* _SOURCE RECORDS_:
******************************

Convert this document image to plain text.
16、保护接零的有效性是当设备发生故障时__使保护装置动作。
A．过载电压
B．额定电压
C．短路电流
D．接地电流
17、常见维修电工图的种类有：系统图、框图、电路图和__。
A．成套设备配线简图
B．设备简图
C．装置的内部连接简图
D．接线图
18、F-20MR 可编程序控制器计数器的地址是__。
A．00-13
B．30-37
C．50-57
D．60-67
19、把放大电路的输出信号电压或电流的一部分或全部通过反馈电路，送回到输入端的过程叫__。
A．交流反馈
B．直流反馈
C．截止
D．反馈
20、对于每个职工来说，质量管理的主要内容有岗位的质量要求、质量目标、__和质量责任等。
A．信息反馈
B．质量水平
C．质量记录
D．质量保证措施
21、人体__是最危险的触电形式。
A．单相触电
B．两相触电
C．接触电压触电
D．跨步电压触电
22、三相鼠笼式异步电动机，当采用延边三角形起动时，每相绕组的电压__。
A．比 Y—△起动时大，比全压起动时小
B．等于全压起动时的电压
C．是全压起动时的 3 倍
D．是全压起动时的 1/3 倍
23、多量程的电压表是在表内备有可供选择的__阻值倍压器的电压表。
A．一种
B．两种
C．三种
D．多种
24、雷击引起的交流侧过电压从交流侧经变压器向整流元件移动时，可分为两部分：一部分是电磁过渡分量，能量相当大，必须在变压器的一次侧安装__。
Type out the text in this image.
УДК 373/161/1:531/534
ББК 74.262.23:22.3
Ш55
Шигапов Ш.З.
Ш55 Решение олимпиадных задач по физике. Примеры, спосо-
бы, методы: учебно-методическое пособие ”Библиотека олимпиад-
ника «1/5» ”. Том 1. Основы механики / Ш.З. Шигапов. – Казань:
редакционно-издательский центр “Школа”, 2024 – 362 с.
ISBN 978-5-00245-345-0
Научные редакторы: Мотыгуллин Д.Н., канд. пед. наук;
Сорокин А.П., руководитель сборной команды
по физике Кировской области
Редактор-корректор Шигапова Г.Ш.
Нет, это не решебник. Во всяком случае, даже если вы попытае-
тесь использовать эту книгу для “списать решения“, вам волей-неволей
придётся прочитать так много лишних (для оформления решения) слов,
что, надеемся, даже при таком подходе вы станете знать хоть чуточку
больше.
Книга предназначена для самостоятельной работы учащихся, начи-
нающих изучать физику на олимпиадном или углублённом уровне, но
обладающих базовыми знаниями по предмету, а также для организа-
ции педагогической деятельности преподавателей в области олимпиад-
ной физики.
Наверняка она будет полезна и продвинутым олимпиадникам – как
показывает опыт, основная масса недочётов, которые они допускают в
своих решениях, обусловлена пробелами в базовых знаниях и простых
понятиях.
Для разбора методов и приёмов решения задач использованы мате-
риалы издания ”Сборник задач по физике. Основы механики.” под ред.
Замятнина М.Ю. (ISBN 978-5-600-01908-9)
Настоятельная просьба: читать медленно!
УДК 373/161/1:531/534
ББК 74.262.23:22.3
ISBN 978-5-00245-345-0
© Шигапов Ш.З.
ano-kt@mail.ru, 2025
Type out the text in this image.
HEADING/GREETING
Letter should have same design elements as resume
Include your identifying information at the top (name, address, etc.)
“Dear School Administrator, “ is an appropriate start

******************************

* _AIM_: Output the listing above word for word.

* _IN RESPONSE_:
Convert this document image to plain text.
16、保护接零的有效性是当设备发生故障时__使保护装置动作。
A．过载电压
B．额定电压
C．短路电流
D．接地电流
17、常见维修电工图的种类有：系统图、框图、电路图和__。
A．成套设备配线简图
B．设备简图
C．装置的内部连接简图
D．接线图
18、F-20MR 可编程序控制器计数器的地址是__。
A．00-13
B．30-37
C．50-57
D．60-67
19、把放大电路的输出信号电压或电流的一部分或全部通过反馈电路，送回到输入端的过程叫__。
A．交流反馈
B．直流反馈
C．截止
D．反馈
20、对于每个职工来说，质量管理的主要内容有岗位的质量要求、质量目标、__和质量责任等。
A．信息反馈
B．质量水平
C．质量记录
D．质量保证措施
21、人体__是最危险的触电形式。
A．单相触电
B．两相触电
C．接触电压触电
D．跨步电压触电
22、三相鼠笼式异步电动机，当采用延边三角形起动时，每相绕组的电压__。
A．比 Y—△起动时大，比全压起动时小
B．等于全压起动时的电压
C．是全压起动时的 3 倍
D．是全压起动时的 1/3 倍
23、多量程的电压表是在表内备有可供选择的__阻值倍压器的电压表。
A．一种
B．两种
C．三种
D．多种
24、雷击引起的交流侧过电压从交流侧经变压器向整流元件移动时，可分为两部分：一部分是电磁过渡分量，能量相当大，必须在变压器的一次侧安装__。
Type out the text in this image.
УДК 373/161/1:531/534
ББК 74.262.23:22.3
Ш55
Шигапов Ш.З.
Ш55 Решение олимпиадных задач по физике. Примеры, спосо-
бы, методы: учебно-методическое пособие ”Библиотека олимпиад-
ника «1/5» ”. Том 1. Основы механики / Ш.З. Шигапов. – Казань:
редакционно-издательский центр “Школа”, 2024 – 362 с.
ISBN 978-5-00245-345-0
Научные редакторы: Мотыгуллин Д.Н., канд. пед. наук;
Сорокин А.П., руководитель сборной команды
по физике Кировской области
Редактор-корректор Шигапова Г.Ш.
Нет, это не решебник. Во всяком случае, даже если вы попытае-
тесь использовать эту книгу для “списать решения“, вам волей-неволей
придётся прочитать так много лишних (для оформления решения) слов,
что, надеемся, даже при таком подходе вы станете знать хоть чуточку
больше.
Книга предназначена для самостоятельной работы учащихся, начи-
нающих изучать физику на олимпиадном или углублённом уровне, но
обладающих базовыми знаниями по предмету, а также для организа-
ции педагогической деятельности преподавателей в области олимпиад-
ной физики.
Наверняка она будет полезна и продвинутым олимпиадникам – как
показывает опыт, основная масса недочётов, которые они допускают в
своих решениях, обусловлена пробелами в базовых знаниях и простых
понятиях.
Для разбора методов и приёмов решения задач использованы мате-
риалы издания ”Сборник задач по физике. Основы механики.” под ред.
Замятнина М.Ю. (ISBN 978-5-600-01908-9)
Настоятельная просьба: читать медленно!
УДК 373/161/1:531/534
ББК 74.262.23:22.3
ISBN 978-5-00245-345-0
© Шигапов Ш.З.
ano-kt@mail.ru, 2025
Type out the text in this image.
HEADING/GREETING
Letter should have same design elements as resume
Include your identifying information at the top (name, address, etc.)
“Dear School Administrator, “ is an appropriate start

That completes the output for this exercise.